Objective –
Write out, precisely and in full, each line of the material.

== Given data

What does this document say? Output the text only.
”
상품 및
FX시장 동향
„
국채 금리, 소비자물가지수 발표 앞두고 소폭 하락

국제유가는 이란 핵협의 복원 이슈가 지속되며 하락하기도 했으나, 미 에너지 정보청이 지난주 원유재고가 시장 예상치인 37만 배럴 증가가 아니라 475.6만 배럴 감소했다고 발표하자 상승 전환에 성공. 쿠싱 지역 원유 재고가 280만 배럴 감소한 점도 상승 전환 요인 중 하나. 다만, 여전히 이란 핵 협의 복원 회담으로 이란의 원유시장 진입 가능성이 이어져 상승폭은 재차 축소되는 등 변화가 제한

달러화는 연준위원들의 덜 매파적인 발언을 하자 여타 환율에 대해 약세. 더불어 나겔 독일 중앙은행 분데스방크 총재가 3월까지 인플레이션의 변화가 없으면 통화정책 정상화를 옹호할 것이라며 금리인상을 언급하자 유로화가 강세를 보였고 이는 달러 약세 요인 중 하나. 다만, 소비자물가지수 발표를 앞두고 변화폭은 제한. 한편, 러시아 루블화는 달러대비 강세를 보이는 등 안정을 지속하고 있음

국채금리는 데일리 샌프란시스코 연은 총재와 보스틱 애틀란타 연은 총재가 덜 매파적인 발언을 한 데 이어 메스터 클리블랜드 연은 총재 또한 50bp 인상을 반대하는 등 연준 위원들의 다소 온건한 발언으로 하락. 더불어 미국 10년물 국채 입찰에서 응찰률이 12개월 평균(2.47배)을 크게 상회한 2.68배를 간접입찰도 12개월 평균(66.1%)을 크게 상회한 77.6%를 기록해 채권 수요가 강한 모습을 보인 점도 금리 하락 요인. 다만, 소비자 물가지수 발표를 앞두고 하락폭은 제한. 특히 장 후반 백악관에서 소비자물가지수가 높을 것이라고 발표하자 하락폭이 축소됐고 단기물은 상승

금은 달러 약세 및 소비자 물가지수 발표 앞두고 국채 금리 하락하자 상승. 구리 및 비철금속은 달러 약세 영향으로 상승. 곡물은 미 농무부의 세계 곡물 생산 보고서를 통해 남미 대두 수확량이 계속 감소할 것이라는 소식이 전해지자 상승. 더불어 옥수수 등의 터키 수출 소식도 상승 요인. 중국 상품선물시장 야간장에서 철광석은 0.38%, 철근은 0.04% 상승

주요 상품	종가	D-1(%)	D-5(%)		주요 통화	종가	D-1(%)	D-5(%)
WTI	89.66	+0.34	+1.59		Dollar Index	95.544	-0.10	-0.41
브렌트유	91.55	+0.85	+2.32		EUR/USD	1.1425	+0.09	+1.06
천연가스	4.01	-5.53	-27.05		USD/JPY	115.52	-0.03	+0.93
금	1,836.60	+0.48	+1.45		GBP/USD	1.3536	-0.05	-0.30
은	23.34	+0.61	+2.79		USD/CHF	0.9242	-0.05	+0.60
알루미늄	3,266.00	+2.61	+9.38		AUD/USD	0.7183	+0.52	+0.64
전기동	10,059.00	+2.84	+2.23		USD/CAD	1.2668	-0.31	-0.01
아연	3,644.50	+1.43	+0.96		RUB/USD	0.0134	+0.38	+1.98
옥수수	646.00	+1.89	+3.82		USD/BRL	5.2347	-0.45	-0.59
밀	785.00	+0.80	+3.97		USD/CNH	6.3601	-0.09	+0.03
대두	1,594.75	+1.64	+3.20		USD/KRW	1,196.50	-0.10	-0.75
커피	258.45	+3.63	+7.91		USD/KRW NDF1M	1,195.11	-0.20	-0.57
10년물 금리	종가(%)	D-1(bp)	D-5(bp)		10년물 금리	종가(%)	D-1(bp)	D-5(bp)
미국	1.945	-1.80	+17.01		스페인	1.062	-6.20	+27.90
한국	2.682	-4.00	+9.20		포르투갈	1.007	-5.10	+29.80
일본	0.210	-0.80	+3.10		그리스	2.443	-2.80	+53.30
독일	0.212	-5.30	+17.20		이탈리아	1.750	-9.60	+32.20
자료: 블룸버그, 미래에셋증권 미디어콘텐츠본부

====

Solved problem –
What does this document say? Output the text only.
”
상품 및
FX시장 동향
„
국채 금리, 소비자물가지수 발표 앞두고 소폭 하락

국제유가는 이란 핵협의 복원 이슈가 지속되며 하락하기도 했으나, 미 에너지 정보청이 지난주 원유재고가 시장 예상치인 37만 배럴 증가가 아니라 475.6만 배럴 감소했다고 발표하자 상승 전환에 성공. 쿠싱 지역 원유 재고가 280만 배럴 감소한 점도 상승 전환 요인 중 하나. 다만, 여전히 이란 핵 협의 복원 회담으로 이란의 원유시장 진입 가능성이 이어져 상승폭은 재차 축소되는 등 변화가 제한

달러화는 연준위원들의 덜 매파적인 발언을 하자 여타 환율에 대해 약세. 더불어 나겔 독일 중앙은행 분데스방크 총재가 3월까지 인플레이션의 변화가 없으면 통화정책 정상화를 옹호할 것이라며 금리인상을 언급하자 유로화가 강세를 보였고 이는 달러 약세 요인 중 하나. 다만, 소비자물가지수 발표를 앞두고 변화폭은 제한. 한편, 러시아 루블화는 달러대비 강세를 보이는 등 안정을 지속하고 있음

국채금리는 데일리 샌프란시스코 연은 총재와 보스틱 애틀란타 연은 총재가 덜 매파적인 발언을 한 데 이어 메스터 클리블랜드 연은 총재 또한 50bp 인상을 반대하는 등 연준 위원들의 다소 온건한 발언으로 하락. 더불어 미국 10년물 국채 입찰에서 응찰률이 12개월 평균(2.47배)을 크게 상회한 2.68배를 간접입찰도 12개월 평균(66.1%)을 크게 상회한 77.6%를 기록해 채권 수요가 강한 모습을 보인 점도 금리 하락 요인. 다만, 소비자 물가지수 발표를 앞두고 하락폭은 제한. 특히 장 후반 백악관에서 소비자물가지수가 높을 것이라고 발표하자 하락폭이 축소됐고 단기물은 상승

금은 달러 약세 및 소비자 물가지수 발표 앞두고 국채 금리 하락하자 상승. 구리 및 비철금속은 달러 약세 영향으로 상승. 곡물은 미 농무부의 세계 곡물 생산 보고서를 통해 남미 대두 수확량이 계속 감소할 것이라는 소식이 전해지자 상승. 더불어 옥수수 등의 터키 수출 소식도 상승 요인. 중국 상품선물시장 야간장에서 철광석은 0.38%, 철근은 0.04% 상승

주요 상품	종가	D-1(%)	D-5(%)		주요 통화	종가	D-1(%)	D-5(%)
WTI	89.66	+0.34	+1.59		Dollar Index	95.544	-0.10	-0.41
브렌트유	91.55	+0.85	+2.32		EUR/USD	1.1425	+0.09	+1.06
천연가스	4.01	-5.53	-27.05		USD/JPY	115.52	-0.03	+0.93
금	1,836.60	+0.48	+1.45		GBP/USD	1.3536	-0.05	-0.30
은	23.34	+0.61	+2.79		USD/CHF	0.9242	-0.05	+0.60
알루미늄	3,266.00	+2.61	+9.38		AUD/USD	0.7183	+0.52	+0.64
전기동	10,059.00	+2.84	+2.23		USD/CAD	1.2668	-0.31	-0.01
아연	3,644.50	+1.43	+0.96		RUB/USD	0.0134	+0.38	+1.98
옥수수	646.00	+1.89	+3.82		USD/BRL	5.2347	-0.45	-0.59
밀	785.00	+0.80	+3.97		USD/CNH	6.3601	-0.09	+0.03
대두	1,594.75	+1.64	+3.20		USD/KRW	1,196.50	-0.10	-0.75
커피	258.45	+3.63	+7.91		USD/KRW NDF1M	1,195.11	-0.20	-0.57
10년물 금리	종가(%)	D-1(bp)	D-5(bp)		10년물 금리	종가(%)	D-1(bp)	D-5(bp)
미국	1.945	-1.80	+17.01		스페인	1.062	-6.20	+27.90
한국	2.682	-4.00	+9.20		포르투갈	1.007	-5.10	+29.80
일본	0.210	-0.80	+3.10		그리스	2.443	-2.80	+53.30
독일	0.212	-5.30	+17.20		이탈리아	1.750	-9.60	+32.20
자료: 블룸버그, 미래에셋증권 미디어콘텐츠본부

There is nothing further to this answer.